** Start RAW RECORDS **

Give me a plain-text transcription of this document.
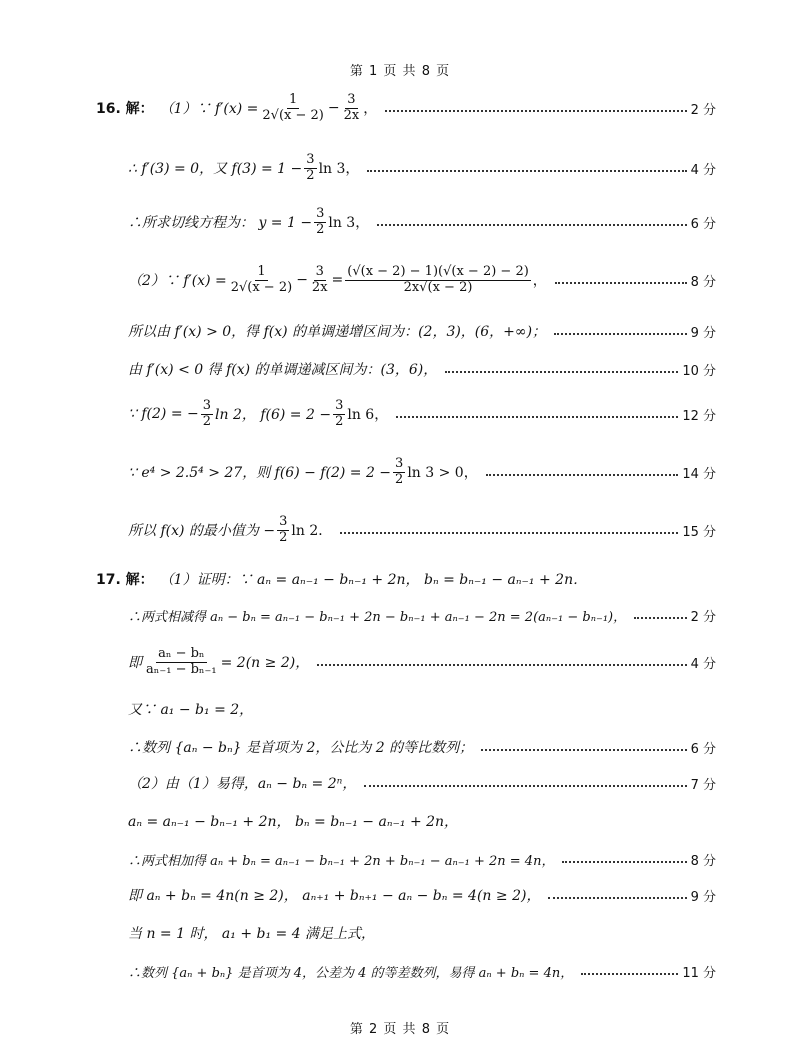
第 1 页 共 8 页
16. 解： （1）∵ $f'(x) = \frac{1}{2√(x - 2)} - \frac{3}{2x}$ ，	2 分
∴ f′(3) = 0，又 $f(3) = 1 - \frac{3}{2}$ ln 3，	4 分
∴所求切线方程为： $y = 1 - \frac{3}{2}$ ln 3，	6 分
（2）∵ $f'(x) = \frac{1}{2√(x - 2)} - \frac{3}{2x} = \frac{(√(x - 2) - 1)(√(x - 2) - 2)}{2x√(x - 2)}$ ，	8 分
所以由 f′(x) > 0，得 f(x) 的单调递增区间为：(2，3)，(6，+∞)；	9 分
由 f′(x) < 0 得 f(x) 的单调递减区间为：(3，6)，	10 分
∵ f(2) = − $\frac{3}{2}$ ln 2， $f(6) = 2 - \frac{3}{2}$ ln 6，	12 分
∵ e⁴ > 2.5⁴ > 27，则 $f(6) - f(2) = 2 - \frac{3}{2}$ ln 3 > 0，	14 分
所以 f(x) 的最小值为 − $\frac{3}{2}$ ln 2．	15 分
17. 解： （1）证明：∵ aₙ = aₙ₋₁ − bₙ₋₁ + 2n， bₙ = bₙ₋₁ − aₙ₋₁ + 2n．
∴两式相减得 aₙ − bₙ = aₙ₋₁ − bₙ₋₁ + 2n − bₙ₋₁ + aₙ₋₁ − 2n = 2(aₙ₋₁ − bₙ₋₁)，	2 分
即 $\frac{\text{aₙ − bₙ}}{\text{aₙ₋₁ − bₙ₋₁}} = 2(n \ge 2)$，	4 分
又∵ a₁ − b₁ = 2，
∴数列 {aₙ − bₙ} 是首项为 2，公比为 2 的等比数列；	6 分
（2）由（1）易得，aₙ − bₙ = 2ⁿ，	7 分
aₙ = aₙ₋₁ − bₙ₋₁ + 2n， bₙ = bₙ₋₁ − aₙ₋₁ + 2n，
∴两式相加得 aₙ + bₙ = aₙ₋₁ − bₙ₋₁ + 2n + bₙ₋₁ − aₙ₋₁ + 2n = 4n，	8 分
即 aₙ + bₙ = 4n(n ≥ 2)， aₙ₊₁ + bₙ₊₁ − aₙ − bₙ = 4(n ≥ 2)，	9 分
当 n = 1 时， a₁ + b₁ = 4 满足上式，
∴数列 {aₙ + bₙ} 是首项为 4，公差为 4 的等差数列，易得 aₙ + bₙ = 4n，	11 分
第 2 页 共 8 页
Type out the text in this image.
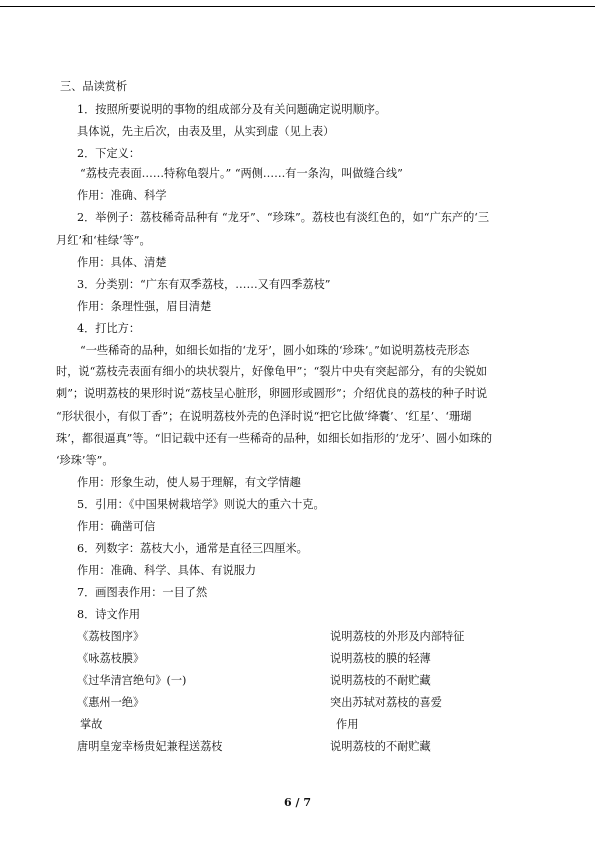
三、品读赏析
1．按照所要说明的事物的组成部分及有关问题确定说明顺序。
具体说，先主后次，由表及里，从实到虚（见上表）
2．下定义：
“荔枝壳表面……特称龟裂片。” “两侧……有一条沟，叫做缝合线”
作用：准确、科学
2．举例子：荔枝稀奇品种有 “龙牙”、“珍珠”。荔枝也有淡红色的，如“广东产的‘三
月红’和‘桂绿’等”。
作用：具体、清楚
3．分类别：“广东有双季荔枝，……又有四季荔枝”
作用：条理性强，眉目清楚
4．打比方：
“一些稀奇的品种，如细长如指的‘龙牙’，圆小如珠的‘珍珠’。”如说明荔枝壳形态
时，说“荔枝壳表面有细小的块状裂片，好像龟甲”；“裂片中央有突起部分，有的尖锐如
刺”；说明荔枝的果形时说“荔枝呈心脏形，卵圆形或圆形”；介绍优良的荔枝的种子时说
“形状很小，有似丁香”；在说明荔枝外壳的色泽时说“把它比做‘绛囊’、‘红星’、‘珊瑚
珠’，都很逼真”等。“旧记载中还有一些稀奇的品种，如细长如指形的‘龙牙’、圆小如珠的
‘珍珠’等”。
作用：形象生动，使人易于理解，有文学情趣
5．引用：《中国果树栽培学》则说大的重六十克。
作用：确凿可信
6．列数字：荔枝大小，通常是直径三四厘米。
作用：准确、科学、具体、有说服力
7．画图表作用：一目了然
8．诗文作用
《荔枝图序》	说明荔枝的外形及内部特征
《咏荔枝膜》	说明荔枝的膜的轻薄
《过华清宫绝句》(一)	说明荔枝的不耐贮藏
《惠州一绝》	突出苏轼对荔枝的喜爱
掌故	作用
唐明皇宠幸杨贵妃兼程送荔枝	说明荔枝的不耐贮藏
6 / 7
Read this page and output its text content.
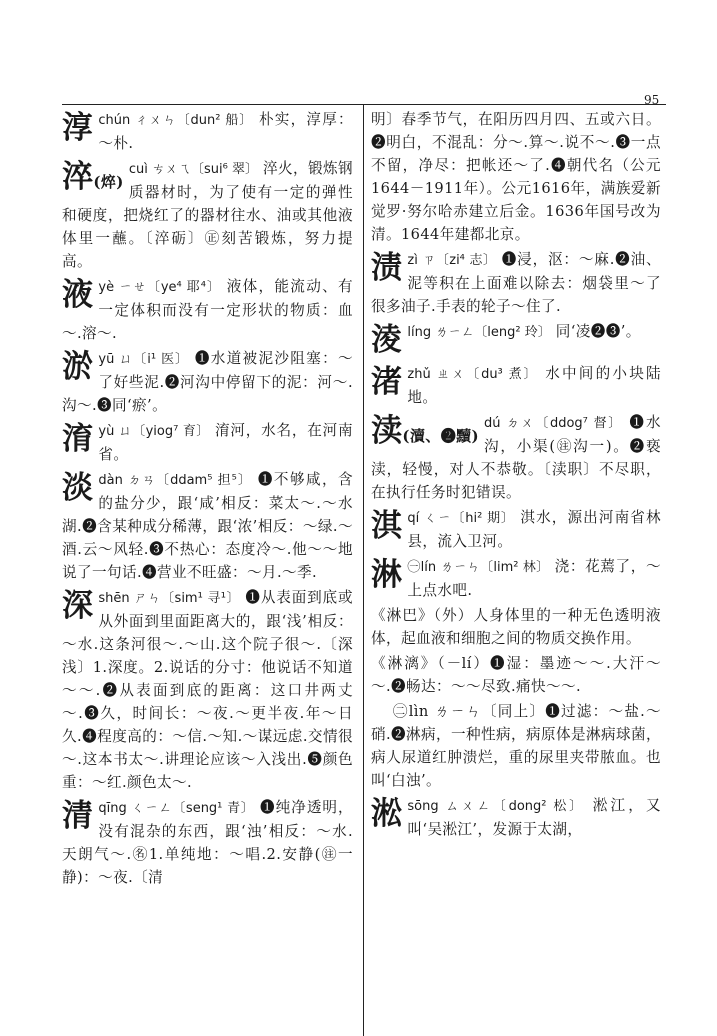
95
淳 chún ㄔㄨㄣ〔dun² 船〕 朴实，淳厚：～朴.
淬(焠)
cuì ㄘㄨㄟ〔sui⁶ 翠〕 淬火，锻炼钢质器材时，为了使有一定的弹性和硬度，把烧红了的器材往水、油或其他液体里一蘸。〔淬砺〕㊣刻苦锻炼，努力提高。
液 yè ㄧㄝ〔ye⁴ 耶⁴〕 液体，能流动、有一定体积而没有一定形状的物质：血～.溶～.
淤 yū ㄩ〔i¹ 医〕 ❶水道被泥沙阻塞：～了好些泥.❷河沟中停留下的泥：河～.沟～.❸同‘瘀’。
淯 yù ㄩ〔yiog⁷ 育〕 淯河，水名，在河南省。
淡 dàn ㄉㄢ〔ddam⁵ 担⁵〕 ❶不够咸，含的盐分少，跟‘咸’相反：菜太～.～水湖.❷含某种成分稀薄，跟‘浓’相反：～绿.～酒.云～风轻.❸不热心：态度冷～.他～～地说了一句话.❹营业不旺盛：～月.～季.
深 shēn ㄕㄣ〔sim¹ 寻¹〕 ❶从表面到底或从外面到里面距离大的，跟‘浅’相反：～水.这条河很～.～山.这个院子很～.〔深浅〕1.深度。2.说话的分寸：他说话不知道～～.❷从表面到底的距离：这口井两丈～.❸久，时间长：～夜.～更半夜.年～日久.❹程度高的：～信.～知.～谋远虑.交情很～.这本书太～.讲理论应该～入浅出.❺颜色重：～红.颜色太～.
清 qīng ㄑㄧㄥ〔seng¹ 青〕 ❶纯净透明，没有混杂的东西，跟‘浊’相反：～水.天朗气～.㊔1.单纯地：～唱.2.安静(㊟一静)：～夜.〔清
明〕春季节气，在阳历四月四、五或六日。❷明白，不混乱：分～.算～.说不～.❸一点不留，净尽：把帐还～了.❹朝代名（公元1644－1911年）。公元1616年，满族爱新觉罗·努尔哈赤建立后金。1636年国号改为清。1644年建都北京。
渍 zì ㄗ〔zi⁴ 志〕 ❶浸，沤：～麻.❷油、泥等积在上面难以除去：烟袋里～了很多油子.手表的轮子～住了.
淩 líng ㄌㄧㄥ〔leng² 玲〕 同‘凌❷❸’。
渚 zhǔ ㄓㄨ〔du³ 煮〕 水中间的小块陆地。
渎(瀆、❷黷)
dú ㄉㄨ〔ddog⁷ 督〕 ❶水沟，小渠(㊟沟一)。❷亵渎，轻慢，对人不恭敬。〔渎职〕不尽职，在执行任务时犯错误。
淇 qí ㄑㄧ〔hi² 期〕 淇水，源出河南省林县，流入卫河。
淋 ㊀lín ㄌㄧㄣ〔lim² 林〕 浇：花蔫了，～上点水吧.
《淋巴》（外）人身体里的一种无色透明液体，起血液和细胞之间的物质交换作用。
《淋漓》（－lí）❶湿：墨迹～～.大汗～～.❷畅达：～～尽致.痛快～～.
㊁lìn ㄌㄧㄣ〔同上〕❶过滤：～盐.～硝.❷淋病，一种性病，病原体是淋病球菌，病人尿道红肿溃烂，重的尿里夹带脓血。也叫‘白浊’。
淞 sōng ㄙㄨㄥ〔dong² 松〕 淞江，又叫‘吴淞江’，发源于太湖，
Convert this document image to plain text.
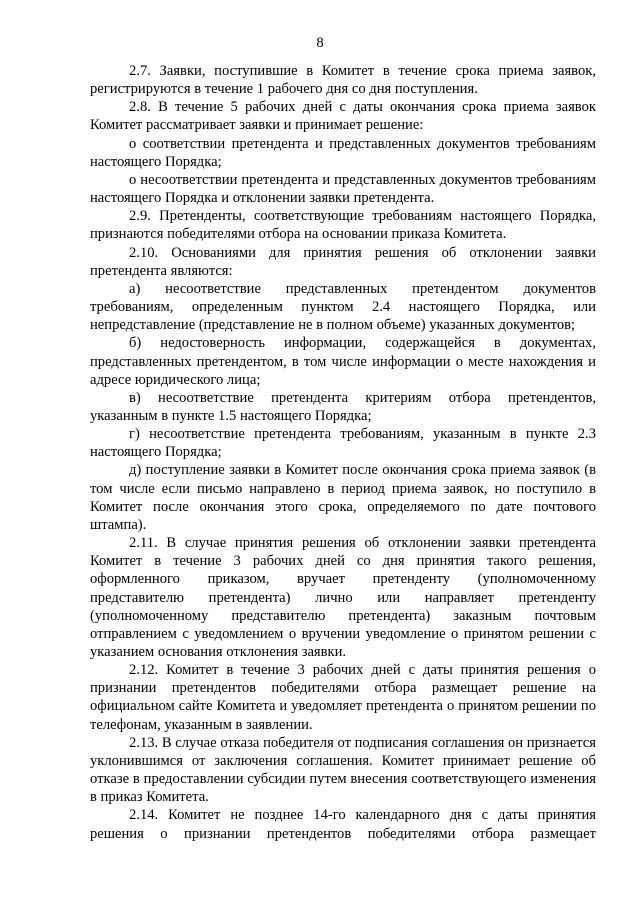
8

2.7. Заявки, поступившие в Комитет в течение срока приема заявок, регистрируются в течение 1 рабочего дня со дня поступления.

2.8. В течение 5 рабочих дней с даты окончания срока приема заявок Комитет рассматривает заявки и принимает решение:

о соответствии претендента и представленных документов требованиям настоящего Порядка;

о несоответствии претендента и представленных документов требованиям настоящего Порядка и отклонении заявки претендента.

2.9. Претенденты, соответствующие требованиям настоящего Порядка, признаются победителями отбора на основании приказа Комитета.

2.10. Основаниями для принятия решения об отклонении заявки претендента являются:

а) несоответствие представленных претендентом документов требованиям, определенным пунктом 2.4 настоящего Порядка, или непредставление (представление не в полном объеме) указанных документов;

б) недостоверность информации, содержащейся в документах, представленных претендентом, в том числе информации о месте нахождения и адресе юридического лица;

в) несоответствие претендента критериям отбора претендентов, указанным в пункте 1.5 настоящего Порядка;

г) несоответствие претендента требованиям, указанным в пункте 2.3 настоящего Порядка;

д) поступление заявки в Комитет после окончания срока приема заявок (в том числе если письмо направлено в период приема заявок, но поступило в Комитет после окончания этого срока, определяемого по дате почтового штампа).

2.11. В случае принятия решения об отклонении заявки претендента Комитет в течение 3 рабочих дней со дня принятия такого решения, оформленного приказом, вручает претенденту (уполномоченному представителю претендента) лично или направляет претенденту (уполномоченному представителю претендента) заказным почтовым отправлением с уведомлением о вручении уведомление о принятом решении с указанием основания отклонения заявки.

2.12. Комитет в течение 3 рабочих дней с даты принятия решения о признании претендентов победителями отбора размещает решение на официальном сайте Комитета и уведомляет претендента о принятом решении по телефонам, указанным в заявлении.

2.13. В случае отказа победителя от подписания соглашения он признается уклонившимся от заключения соглашения. Комитет принимает решение об отказе в предоставлении субсидии путем внесения соответствующего изменения в приказ Комитета.

2.14. Комитет не позднее 14-го календарного дня с даты принятия решения о признании претендентов победителями отбора размещает
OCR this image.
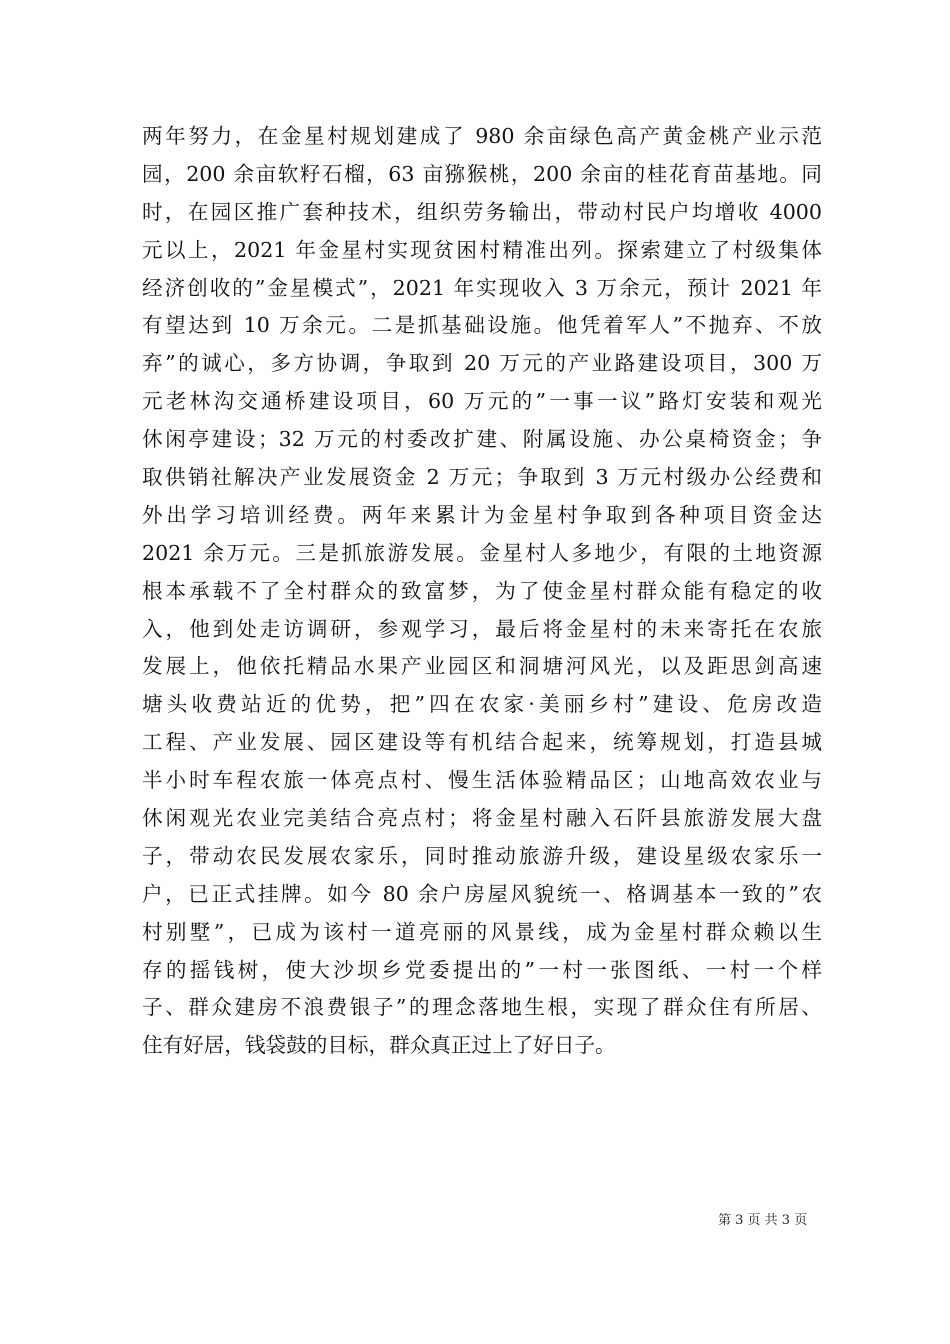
两年努力，在金星村规划建成了 980 余亩绿色高产黄金桃产业示范
园，200 余亩软籽石榴，63 亩猕猴桃，200 余亩的桂花育苗基地。同
时，在园区推广套种技术，组织劳务输出，带动村民户均增收 4000
元以上，2021 年金星村实现贫困村精准出列。探索建立了村级集体
经济创收的”金星模式”，2021 年实现收入 3 万余元，预计 2021 年
有望达到 10 万余元。二是抓基础设施。他凭着军人”不抛弃、不放
弃”的诚心，多方协调，争取到 20 万元的产业路建设项目，300 万
元老林沟交通桥建设项目，60 万元的”一事一议”路灯安装和观光
休闲亭建设；32 万元的村委改扩建、附属设施、办公桌椅资金；争
取供销社解决产业发展资金 2 万元；争取到 3 万元村级办公经费和
外出学习培训经费。两年来累计为金星村争取到各种项目资金达
2021 余万元。三是抓旅游发展。金星村人多地少，有限的土地资源
根本承载不了全村群众的致富梦，为了使金星村群众能有稳定的收
入，他到处走访调研，参观学习，最后将金星村的未来寄托在农旅
发展上，他依托精品水果产业园区和洞塘河风光，以及距思剑高速
塘头收费站近的优势，把”四在农家·美丽乡村”建设、危房改造
工程、产业发展、园区建设等有机结合起来，统筹规划，打造县城
半小时车程农旅一体亮点村、慢生活体验精品区；山地高效农业与
休闲观光农业完美结合亮点村；将金星村融入石阡县旅游发展大盘
子，带动农民发展农家乐，同时推动旅游升级，建设星级农家乐一
户，已正式挂牌。如今 80 余户房屋风貌统一、格调基本一致的”农
村别墅”，已成为该村一道亮丽的风景线，成为金星村群众赖以生
存的摇钱树，使大沙坝乡党委提出的”一村一张图纸、一村一个样
子、群众建房不浪费银子”的理念落地生根，实现了群众住有所居、
住有好居，钱袋鼓的目标，群众真正过上了好日子。
第 3 页 共 3 页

** End RAW RECORDS **

- BRIEF: Collect each line containing the string "image".

- IN RESPONSE:
Type out the text in this image.
Convert this document image to plain text.
OCR this image.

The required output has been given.